* **Challenge**:
Copy every line of the listing that holds the string "Program".

* **Working data**:
::::::::

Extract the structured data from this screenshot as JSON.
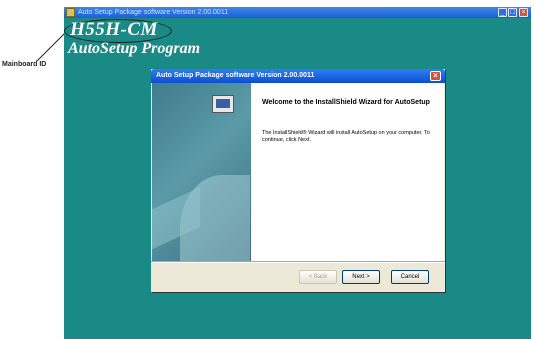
{
  "annotation": {
    "label": "Mainboard ID"
  },
  "app_window": {
    "title": "Auto Setup Package software Version 2.00.0011",
    "controls": {
      "minimize": "_",
      "maximize": "□",
      "close": "×"
    }
  },
  "heading": {
    "model": "H55H-CM",
    "program": "AutoSetup Program"
  },
  "dialog": {
    "title": "Auto Setup Package software Version 2.00.0011",
    "welcome_title": "Welcome to the InstallShield Wizard for AutoSetup",
    "welcome_text": "The InstallShield® Wizard will install AutoSetup on your computer.  To continue, click Next.",
    "buttons": {
      "back": "< Back",
      "next": "Next >",
      "cancel": "Cancel"
    }
  },
  "colors": {
    "desktop": "#1a8a86",
    "titlebar": "#0a4fd0",
    "dialog_bg": "#ece9d8"
  },
  "icons": [
    "installshield-monitor-icon",
    "close-icon",
    "minimize-icon",
    "maximize-icon"
  ]
}
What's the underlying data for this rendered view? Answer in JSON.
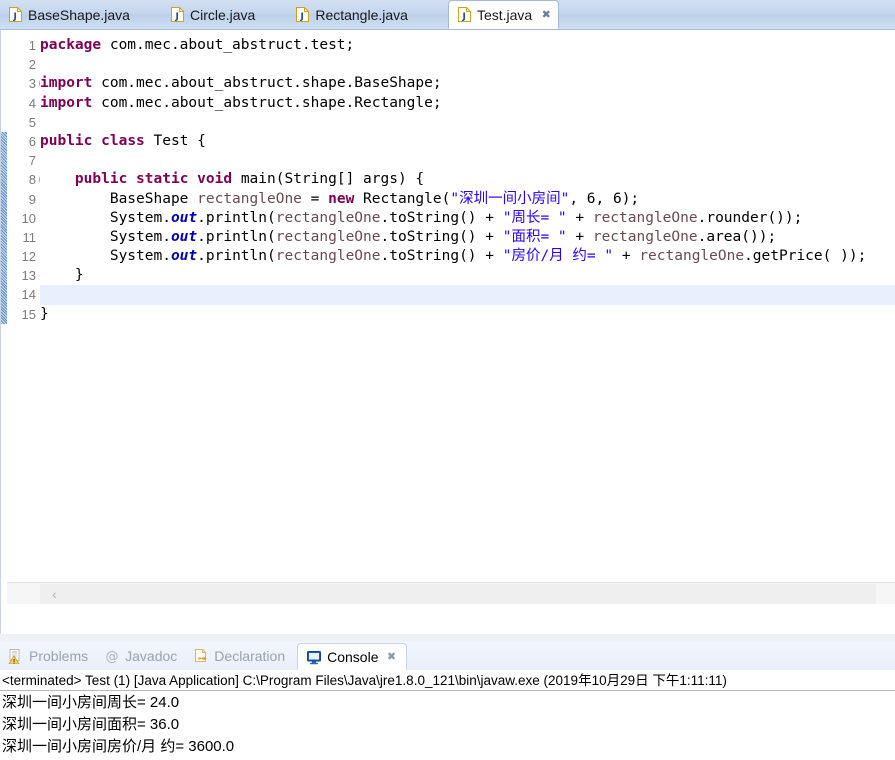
{
  "editor_tabs": [
    {
      "label": "BaseShape.java",
      "icon": "java-file-icon",
      "active": false,
      "closable": false
    },
    {
      "label": "Circle.java",
      "icon": "java-file-icon",
      "active": false,
      "closable": false
    },
    {
      "label": "Rectangle.java",
      "icon": "java-file-icon",
      "active": false,
      "closable": false
    },
    {
      "label": "Test.java",
      "icon": "java-file-icon",
      "active": true,
      "closable": true,
      "close_glyph": "✖"
    }
  ],
  "editor": {
    "current_line": 14,
    "lines": [
      {
        "n": "1",
        "fold": false,
        "changed": false
      },
      {
        "n": "2",
        "fold": false,
        "changed": false
      },
      {
        "n": "3",
        "fold": true,
        "changed": false
      },
      {
        "n": "4",
        "fold": false,
        "changed": false
      },
      {
        "n": "5",
        "fold": false,
        "changed": false
      },
      {
        "n": "6",
        "fold": false,
        "changed": true
      },
      {
        "n": "7",
        "fold": false,
        "changed": true
      },
      {
        "n": "8",
        "fold": true,
        "changed": true
      },
      {
        "n": "9",
        "fold": false,
        "changed": true
      },
      {
        "n": "10",
        "fold": false,
        "changed": true
      },
      {
        "n": "11",
        "fold": false,
        "changed": true
      },
      {
        "n": "12",
        "fold": false,
        "changed": true
      },
      {
        "n": "13",
        "fold": false,
        "changed": true
      },
      {
        "n": "14",
        "fold": false,
        "changed": true
      },
      {
        "n": "15",
        "fold": false,
        "changed": true
      }
    ],
    "code": [
      [
        {
          "t": "package",
          "c": "kw"
        },
        {
          "t": " com.mec.about_abstruct.test;",
          "c": "plain"
        }
      ],
      [],
      [
        {
          "t": "import",
          "c": "kw"
        },
        {
          "t": " com.mec.about_abstruct.shape.BaseShape;",
          "c": "plain"
        }
      ],
      [
        {
          "t": "import",
          "c": "kw"
        },
        {
          "t": " com.mec.about_abstruct.shape.Rectangle;",
          "c": "plain"
        }
      ],
      [],
      [
        {
          "t": "public",
          "c": "kw"
        },
        {
          "t": " ",
          "c": "plain"
        },
        {
          "t": "class",
          "c": "kw"
        },
        {
          "t": " Test {",
          "c": "plain"
        }
      ],
      [],
      [
        {
          "t": "    ",
          "c": "plain"
        },
        {
          "t": "public",
          "c": "kw"
        },
        {
          "t": " ",
          "c": "plain"
        },
        {
          "t": "static",
          "c": "kw"
        },
        {
          "t": " ",
          "c": "plain"
        },
        {
          "t": "void",
          "c": "kw"
        },
        {
          "t": " main(String[] args) {",
          "c": "plain"
        }
      ],
      [
        {
          "t": "        BaseShape ",
          "c": "plain"
        },
        {
          "t": "rectangleOne",
          "c": "var"
        },
        {
          "t": " = ",
          "c": "plain"
        },
        {
          "t": "new",
          "c": "kw"
        },
        {
          "t": " Rectangle(",
          "c": "plain"
        },
        {
          "t": "\"深圳一间小房间\"",
          "c": "str"
        },
        {
          "t": ", 6, 6);",
          "c": "plain"
        }
      ],
      [
        {
          "t": "        System.",
          "c": "plain"
        },
        {
          "t": "out",
          "c": "fld"
        },
        {
          "t": ".println(",
          "c": "plain"
        },
        {
          "t": "rectangleOne",
          "c": "var"
        },
        {
          "t": ".toString() + ",
          "c": "plain"
        },
        {
          "t": "\"周长= \"",
          "c": "str"
        },
        {
          "t": " + ",
          "c": "plain"
        },
        {
          "t": "rectangleOne",
          "c": "var"
        },
        {
          "t": ".rounder());",
          "c": "plain"
        }
      ],
      [
        {
          "t": "        System.",
          "c": "plain"
        },
        {
          "t": "out",
          "c": "fld"
        },
        {
          "t": ".println(",
          "c": "plain"
        },
        {
          "t": "rectangleOne",
          "c": "var"
        },
        {
          "t": ".toString() + ",
          "c": "plain"
        },
        {
          "t": "\"面积= \"",
          "c": "str"
        },
        {
          "t": " + ",
          "c": "plain"
        },
        {
          "t": "rectangleOne",
          "c": "var"
        },
        {
          "t": ".area());",
          "c": "plain"
        }
      ],
      [
        {
          "t": "        System.",
          "c": "plain"
        },
        {
          "t": "out",
          "c": "fld"
        },
        {
          "t": ".println(",
          "c": "plain"
        },
        {
          "t": "rectangleOne",
          "c": "var"
        },
        {
          "t": ".toString() + ",
          "c": "plain"
        },
        {
          "t": "\"房价/月 约= \"",
          "c": "str"
        },
        {
          "t": " + ",
          "c": "plain"
        },
        {
          "t": "rectangleOne",
          "c": "var"
        },
        {
          "t": ".getPrice( ));",
          "c": "plain"
        }
      ],
      [
        {
          "t": "    }",
          "c": "plain"
        }
      ],
      [],
      [
        {
          "t": "}",
          "c": "plain"
        }
      ]
    ],
    "scroll_left_arrow": "‹"
  },
  "view_tabs": [
    {
      "label": "Problems",
      "icon": "problems-icon",
      "active": false,
      "closable": false
    },
    {
      "label": "Javadoc",
      "icon": "javadoc-icon",
      "active": false,
      "closable": false
    },
    {
      "label": "Declaration",
      "icon": "declaration-icon",
      "active": false,
      "closable": false
    },
    {
      "label": "Console",
      "icon": "console-icon",
      "active": true,
      "closable": true,
      "close_glyph": "✖"
    }
  ],
  "console": {
    "header": "<terminated> Test (1) [Java Application] C:\\Program Files\\Java\\jre1.8.0_121\\bin\\javaw.exe (2019年10月29日 下午1:11:11)",
    "output": [
      "深圳一间小房间周长= 24.0",
      "深圳一间小房间面积= 36.0",
      "深圳一间小房间房价/月 约= 3600.0"
    ]
  },
  "colors": {
    "keyword": "#7f0055",
    "string": "#2a00ff",
    "static_field": "#0000c0",
    "local_var": "#6a4a52",
    "tab_bar": "#c3d6ee",
    "current_line": "#e8f0fe",
    "change_bar": "#7aa5d8"
  }
}
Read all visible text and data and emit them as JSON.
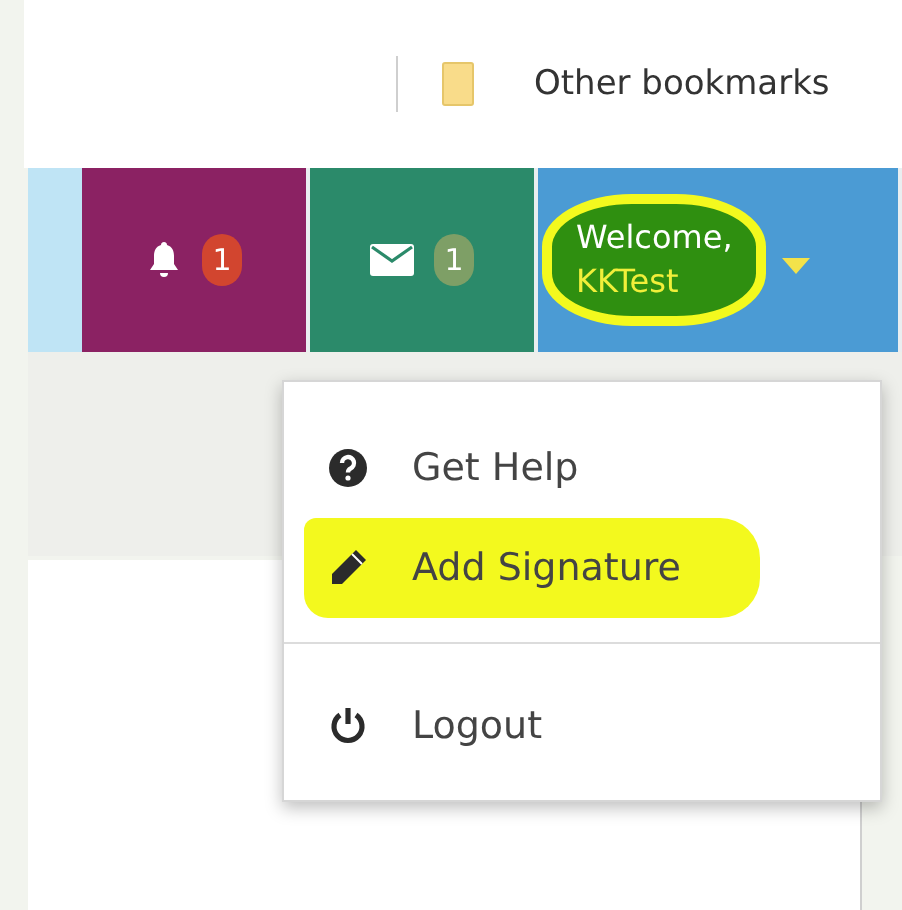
{
  "bookmarks_bar": {
    "folder": "Other bookmarks"
  },
  "nav": {
    "notifications": {
      "count": "1"
    },
    "messages": {
      "count": "1"
    },
    "user": {
      "greeting": "Welcome,",
      "name": "KKTest",
      "highlighted": true,
      "expanded": true
    }
  },
  "menu": [
    {
      "kind": "help",
      "label": "Get Help",
      "highlighted": false
    },
    {
      "kind": "edit",
      "label": "Add Signature",
      "highlighted": true
    },
    {
      "kind": "logout",
      "label": "Logout",
      "highlighted": false
    }
  ]
}
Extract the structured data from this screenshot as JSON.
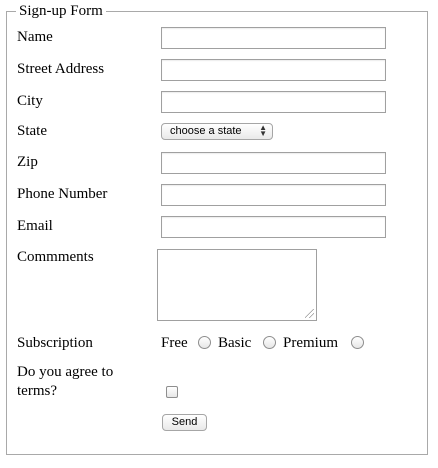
{
  "form": {
    "legend": "Sign-up Form",
    "fields": {
      "name": {
        "label": "Name",
        "value": ""
      },
      "street": {
        "label": "Street Address",
        "value": ""
      },
      "city": {
        "label": "City",
        "value": ""
      },
      "state": {
        "label": "State",
        "selected": "choose a state"
      },
      "zip": {
        "label": "Zip",
        "value": ""
      },
      "phone": {
        "label": "Phone Number",
        "value": ""
      },
      "email": {
        "label": "Email",
        "value": ""
      },
      "comments": {
        "label": "Commments",
        "value": ""
      }
    },
    "subscription": {
      "label": "Subscription",
      "options": [
        "Free",
        "Basic",
        "Premium"
      ]
    },
    "terms": {
      "label_line1": "Do you agree to",
      "label_line2": "terms?",
      "checked": false
    },
    "submit_label": "Send"
  }
}
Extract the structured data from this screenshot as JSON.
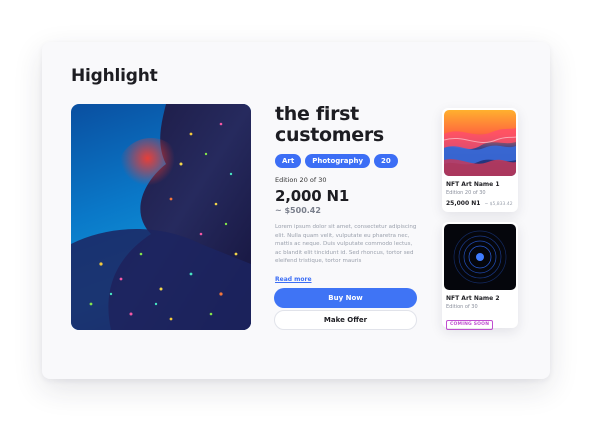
{
  "section_title": "Highlight",
  "product": {
    "title_line1": "the first",
    "title_line2": "customers",
    "tags": [
      "Art",
      "Photography",
      "20"
    ],
    "edition": "Edition 20 of 30",
    "price": "2,000 N1",
    "price_usd": "~ $500.42",
    "description": "Lorem ipsum dolor sit amet, consectetur adipiscing elit. Nulla quam velit, vulputate eu pharetra nec, mattis ac neque. Duis vulputate commodo lectus, ac blandit elit tincidunt id. Sed rhoncus, tortor sed eleifend tristique, tortor mauris",
    "read_more": "Read more",
    "buy_label": "Buy Now",
    "offer_label": "Make Offer"
  },
  "nfts": [
    {
      "name": "NFT Art Name 1",
      "edition": "Edition 20 of 30",
      "price": "25,000 N1",
      "price_usd": "~ $5,833.42"
    },
    {
      "name": "NFT Art Name 2",
      "edition": "Edition of 30",
      "badge": "COMING SOON"
    }
  ],
  "colors": {
    "accent": "#3f74f5",
    "badge": "#c04fd0"
  },
  "icons": [
    "nft-art-wave-image",
    "nft-art-circles-image",
    "hero-art-image"
  ]
}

::::::::

* **Solution for this exercise**:
    "program": "AutoSetup Program"
    "header": "<terminated> Test (1) [Java Application] C:\\Program Files\\Java\\jre1.8.0_121\\bin\\javaw.exe (2019年10月29日 下午1:11:11)",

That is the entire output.